Task: Locate all lines in the data below that hold "this" and show them.

(Excerpt from a dataset)

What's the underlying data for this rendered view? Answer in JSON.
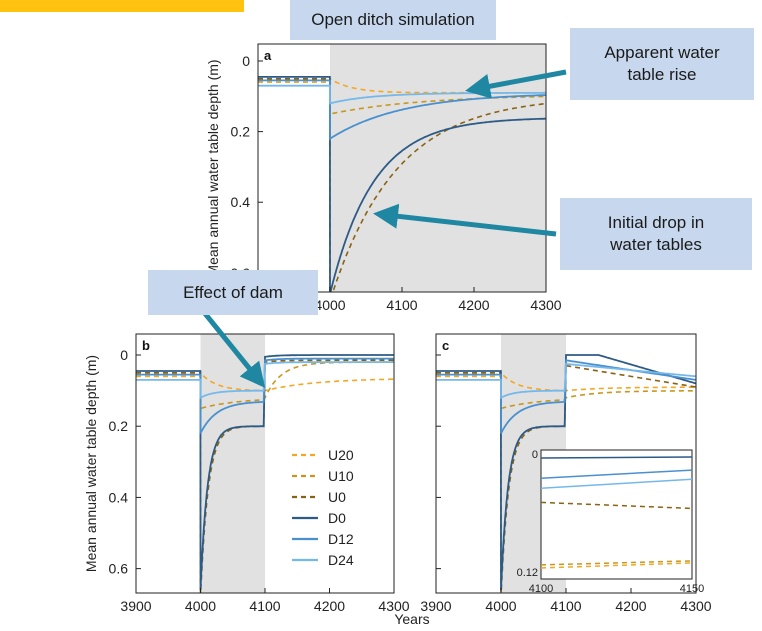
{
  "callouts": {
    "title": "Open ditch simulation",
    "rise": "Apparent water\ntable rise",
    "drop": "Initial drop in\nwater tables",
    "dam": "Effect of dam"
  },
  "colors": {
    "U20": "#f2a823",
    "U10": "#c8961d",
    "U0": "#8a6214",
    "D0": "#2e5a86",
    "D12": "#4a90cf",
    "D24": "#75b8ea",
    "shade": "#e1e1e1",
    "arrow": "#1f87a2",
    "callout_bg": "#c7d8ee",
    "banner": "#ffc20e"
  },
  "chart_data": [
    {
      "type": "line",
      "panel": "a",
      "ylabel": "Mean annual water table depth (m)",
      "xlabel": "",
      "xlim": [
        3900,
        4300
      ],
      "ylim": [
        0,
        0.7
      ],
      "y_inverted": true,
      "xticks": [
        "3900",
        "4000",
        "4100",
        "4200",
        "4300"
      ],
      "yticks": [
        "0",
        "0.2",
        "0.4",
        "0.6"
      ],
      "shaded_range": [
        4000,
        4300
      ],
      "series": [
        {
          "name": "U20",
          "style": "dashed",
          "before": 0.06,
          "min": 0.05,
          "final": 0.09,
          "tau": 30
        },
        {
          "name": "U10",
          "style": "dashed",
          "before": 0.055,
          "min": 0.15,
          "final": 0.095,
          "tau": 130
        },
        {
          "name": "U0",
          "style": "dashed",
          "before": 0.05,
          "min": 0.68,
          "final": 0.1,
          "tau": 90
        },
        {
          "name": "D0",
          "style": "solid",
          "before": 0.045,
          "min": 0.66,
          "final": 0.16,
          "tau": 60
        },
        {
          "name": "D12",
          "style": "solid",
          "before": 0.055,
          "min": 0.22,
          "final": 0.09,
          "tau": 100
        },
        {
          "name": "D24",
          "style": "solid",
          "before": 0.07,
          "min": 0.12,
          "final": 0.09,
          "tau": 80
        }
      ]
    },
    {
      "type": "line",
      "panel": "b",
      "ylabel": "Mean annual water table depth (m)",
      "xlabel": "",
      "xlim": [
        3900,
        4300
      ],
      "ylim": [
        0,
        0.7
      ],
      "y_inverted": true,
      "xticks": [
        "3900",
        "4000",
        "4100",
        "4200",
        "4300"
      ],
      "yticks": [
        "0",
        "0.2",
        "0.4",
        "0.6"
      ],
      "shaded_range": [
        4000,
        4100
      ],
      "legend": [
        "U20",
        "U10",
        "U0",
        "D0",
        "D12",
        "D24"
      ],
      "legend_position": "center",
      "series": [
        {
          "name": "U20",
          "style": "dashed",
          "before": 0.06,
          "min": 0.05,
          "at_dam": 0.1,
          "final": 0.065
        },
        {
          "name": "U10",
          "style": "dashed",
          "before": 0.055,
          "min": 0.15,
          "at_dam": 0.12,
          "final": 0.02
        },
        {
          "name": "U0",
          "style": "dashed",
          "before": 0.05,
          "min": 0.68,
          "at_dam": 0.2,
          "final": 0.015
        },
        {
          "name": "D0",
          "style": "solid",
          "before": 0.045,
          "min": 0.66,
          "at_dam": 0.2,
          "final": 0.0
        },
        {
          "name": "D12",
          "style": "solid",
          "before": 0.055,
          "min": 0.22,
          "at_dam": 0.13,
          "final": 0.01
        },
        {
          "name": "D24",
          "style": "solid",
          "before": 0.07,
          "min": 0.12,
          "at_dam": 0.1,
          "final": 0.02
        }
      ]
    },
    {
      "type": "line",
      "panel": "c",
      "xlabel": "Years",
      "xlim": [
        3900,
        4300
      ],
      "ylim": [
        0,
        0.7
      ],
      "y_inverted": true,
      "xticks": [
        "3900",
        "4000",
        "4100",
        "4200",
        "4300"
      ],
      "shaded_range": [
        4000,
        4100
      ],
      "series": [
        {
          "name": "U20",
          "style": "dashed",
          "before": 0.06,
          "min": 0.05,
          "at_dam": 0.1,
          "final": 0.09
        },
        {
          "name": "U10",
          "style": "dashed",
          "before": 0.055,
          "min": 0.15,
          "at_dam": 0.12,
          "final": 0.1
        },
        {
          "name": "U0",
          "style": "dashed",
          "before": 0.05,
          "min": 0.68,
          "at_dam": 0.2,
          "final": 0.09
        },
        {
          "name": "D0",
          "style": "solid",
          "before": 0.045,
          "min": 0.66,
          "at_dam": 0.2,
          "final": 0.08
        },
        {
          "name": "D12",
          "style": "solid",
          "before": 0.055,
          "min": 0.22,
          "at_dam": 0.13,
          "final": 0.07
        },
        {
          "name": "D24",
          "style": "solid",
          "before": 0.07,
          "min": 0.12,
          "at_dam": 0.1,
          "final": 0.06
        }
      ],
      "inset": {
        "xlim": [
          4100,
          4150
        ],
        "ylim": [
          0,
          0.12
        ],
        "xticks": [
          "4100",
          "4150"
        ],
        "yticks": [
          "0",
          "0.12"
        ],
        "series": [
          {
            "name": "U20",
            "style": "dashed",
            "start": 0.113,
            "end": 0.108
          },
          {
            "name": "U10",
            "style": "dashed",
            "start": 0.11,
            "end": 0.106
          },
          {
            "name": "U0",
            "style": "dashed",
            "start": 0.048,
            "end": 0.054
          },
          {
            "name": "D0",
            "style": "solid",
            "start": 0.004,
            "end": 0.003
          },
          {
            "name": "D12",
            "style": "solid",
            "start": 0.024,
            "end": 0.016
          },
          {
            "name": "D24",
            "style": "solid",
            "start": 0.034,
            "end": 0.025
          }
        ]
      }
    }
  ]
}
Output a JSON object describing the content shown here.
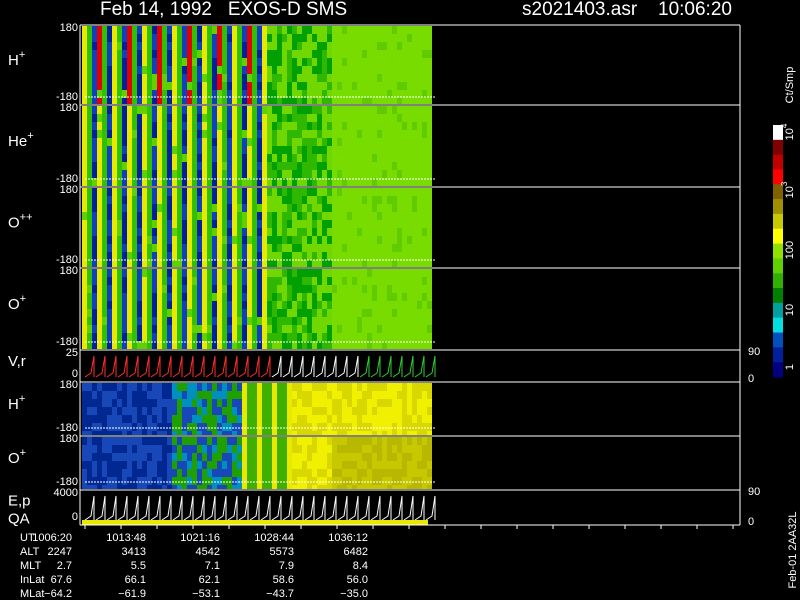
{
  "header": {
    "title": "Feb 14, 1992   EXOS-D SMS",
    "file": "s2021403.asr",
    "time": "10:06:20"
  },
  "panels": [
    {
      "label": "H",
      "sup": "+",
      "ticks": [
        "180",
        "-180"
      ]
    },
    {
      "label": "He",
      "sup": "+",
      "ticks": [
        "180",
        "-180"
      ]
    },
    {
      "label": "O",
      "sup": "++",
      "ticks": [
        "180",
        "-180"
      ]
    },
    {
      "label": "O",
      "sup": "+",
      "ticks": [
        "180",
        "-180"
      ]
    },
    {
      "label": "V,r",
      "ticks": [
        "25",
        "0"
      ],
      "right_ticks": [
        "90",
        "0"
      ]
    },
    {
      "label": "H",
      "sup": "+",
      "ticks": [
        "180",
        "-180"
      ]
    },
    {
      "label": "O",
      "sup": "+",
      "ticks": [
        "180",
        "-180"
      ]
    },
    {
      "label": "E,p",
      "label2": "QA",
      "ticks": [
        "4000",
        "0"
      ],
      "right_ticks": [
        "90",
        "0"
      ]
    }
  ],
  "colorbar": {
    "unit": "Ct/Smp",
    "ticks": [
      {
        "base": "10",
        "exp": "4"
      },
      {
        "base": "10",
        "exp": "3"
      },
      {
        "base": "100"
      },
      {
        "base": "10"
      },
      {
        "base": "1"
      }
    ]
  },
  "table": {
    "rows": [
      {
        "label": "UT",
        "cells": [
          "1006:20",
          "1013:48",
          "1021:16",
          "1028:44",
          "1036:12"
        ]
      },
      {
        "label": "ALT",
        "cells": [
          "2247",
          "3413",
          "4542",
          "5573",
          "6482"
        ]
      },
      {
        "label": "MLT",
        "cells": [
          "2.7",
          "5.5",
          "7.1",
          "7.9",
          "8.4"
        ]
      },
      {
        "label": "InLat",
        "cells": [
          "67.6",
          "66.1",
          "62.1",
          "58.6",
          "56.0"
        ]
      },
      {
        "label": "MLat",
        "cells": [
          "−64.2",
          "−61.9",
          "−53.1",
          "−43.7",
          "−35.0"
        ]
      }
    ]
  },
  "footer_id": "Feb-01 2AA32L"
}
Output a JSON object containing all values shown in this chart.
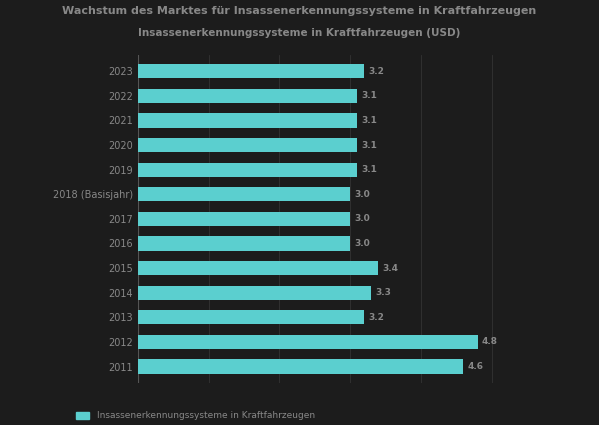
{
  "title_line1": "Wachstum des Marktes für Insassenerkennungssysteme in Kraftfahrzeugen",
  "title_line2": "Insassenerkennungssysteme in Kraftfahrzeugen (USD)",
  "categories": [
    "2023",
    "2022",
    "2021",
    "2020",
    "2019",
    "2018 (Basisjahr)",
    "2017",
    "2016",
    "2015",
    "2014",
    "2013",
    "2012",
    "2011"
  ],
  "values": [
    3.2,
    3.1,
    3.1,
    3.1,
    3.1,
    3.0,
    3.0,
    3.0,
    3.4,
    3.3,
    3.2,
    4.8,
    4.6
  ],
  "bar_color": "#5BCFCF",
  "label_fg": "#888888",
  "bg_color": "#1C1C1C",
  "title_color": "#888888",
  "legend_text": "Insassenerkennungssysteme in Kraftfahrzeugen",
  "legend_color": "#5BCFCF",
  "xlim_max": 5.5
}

Expected answer:
What's the underlying data for this rendered view? Answer in JSON.
Output a JSON object containing all values shown in this chart.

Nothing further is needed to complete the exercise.